* **Supplied data**:
◆ ◆ ◆ ◆ ◆

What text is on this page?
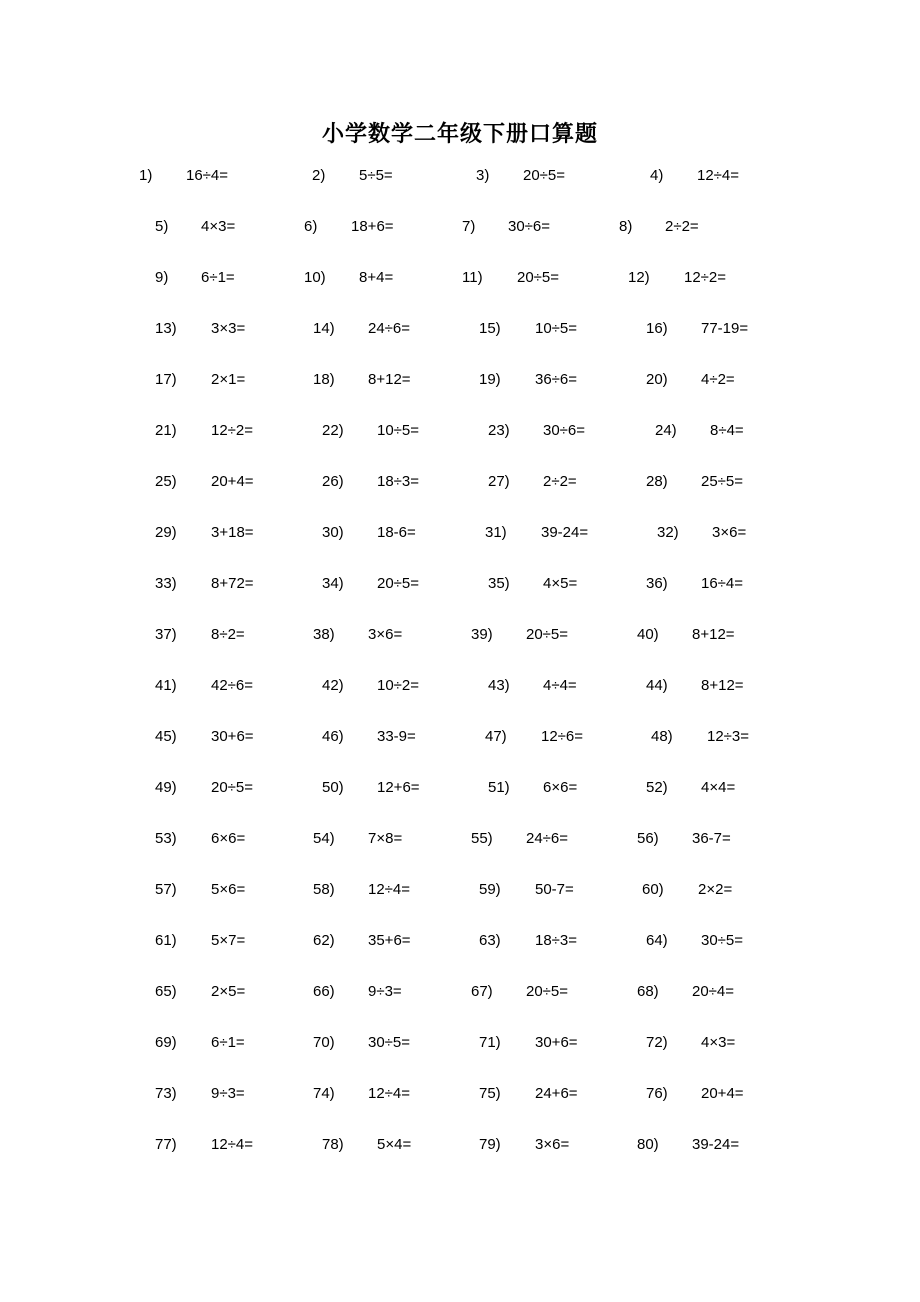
小学数学二年级下册口算题
1) 16÷4=	2) 5÷5=	3) 20÷5=	4) 12÷4=
5) 4×3=	6) 18+6=	7) 30÷6=	8) 2÷2=
9) 6÷1=	10) 8+4=	11) 20÷5=	12) 12÷2=
13) 3×3=	14) 24÷6=	15) 10÷5=	16) 77-19=
17) 2×1=	18) 8+12=	19) 36÷6=	20) 4÷2=
21) 12÷2=	22) 10÷5=	23) 30÷6=	24) 8÷4=
25) 20+4=	26) 18÷3=	27) 2÷2=	28) 25÷5=
29) 3+18=	30) 18-6=	31) 39-24=	32) 3×6=
33) 8+72=	34) 20÷5=	35) 4×5=	36) 16÷4=
37) 8÷2=	38) 3×6=	39) 20÷5=	40) 8+12=
41) 42÷6=	42) 10÷2=	43) 4÷4=	44) 8+12=
45) 30+6=	46) 33-9=	47) 12÷6=	48) 12÷3=
49) 20÷5=	50) 12+6=	51) 6×6=	52) 4×4=
53) 6×6=	54) 7×8=	55) 24÷6=	56) 36-7=
57) 5×6=	58) 12÷4=	59) 50-7=	60) 2×2=
61) 5×7=	62) 35+6=	63) 18÷3=	64) 30÷5=
65) 2×5=	66) 9÷3=	67) 20÷5=	68) 20÷4=
69) 6÷1=	70) 30÷5=	71) 30+6=	72) 4×3=
73) 9÷3=	74) 12÷4=	75) 24+6=	76) 20+4=
77) 12÷4=	78) 5×4=	79) 3×6=	80) 39-24=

◆ ◆ ◆ ◆ ◆

* **Requirement**: Restate the data above exactly, stripping out each image.

* **Answer in full**:
What text is on this page?
小学数学二年级下册口算题
1) 16÷4=	2) 5÷5=	3) 20÷5=	4) 12÷4=
5) 4×3=	6) 18+6=	7) 30÷6=	8) 2÷2=
9) 6÷1=	10) 8+4=	11) 20÷5=	12) 12÷2=
13) 3×3=	14) 24÷6=	15) 10÷5=	16) 77-19=
17) 2×1=	18) 8+12=	19) 36÷6=	20) 4÷2=
21) 12÷2=	22) 10÷5=	23) 30÷6=	24) 8÷4=
25) 20+4=	26) 18÷3=	27) 2÷2=	28) 25÷5=
29) 3+18=	30) 18-6=	31) 39-24=	32) 3×6=
33) 8+72=	34) 20÷5=	35) 4×5=	36) 16÷4=
37) 8÷2=	38) 3×6=	39) 20÷5=	40) 8+12=
41) 42÷6=	42) 10÷2=	43) 4÷4=	44) 8+12=
45) 30+6=	46) 33-9=	47) 12÷6=	48) 12÷3=
49) 20÷5=	50) 12+6=	51) 6×6=	52) 4×4=
53) 6×6=	54) 7×8=	55) 24÷6=	56) 36-7=
57) 5×6=	58) 12÷4=	59) 50-7=	60) 2×2=
61) 5×7=	62) 35+6=	63) 18÷3=	64) 30÷5=
65) 2×5=	66) 9÷3=	67) 20÷5=	68) 20÷4=
69) 6÷1=	70) 30÷5=	71) 30+6=	72) 4×3=
73) 9÷3=	74) 12÷4=	75) 24+6=	76) 20+4=
77) 12÷4=	78) 5×4=	79) 3×6=	80) 39-24=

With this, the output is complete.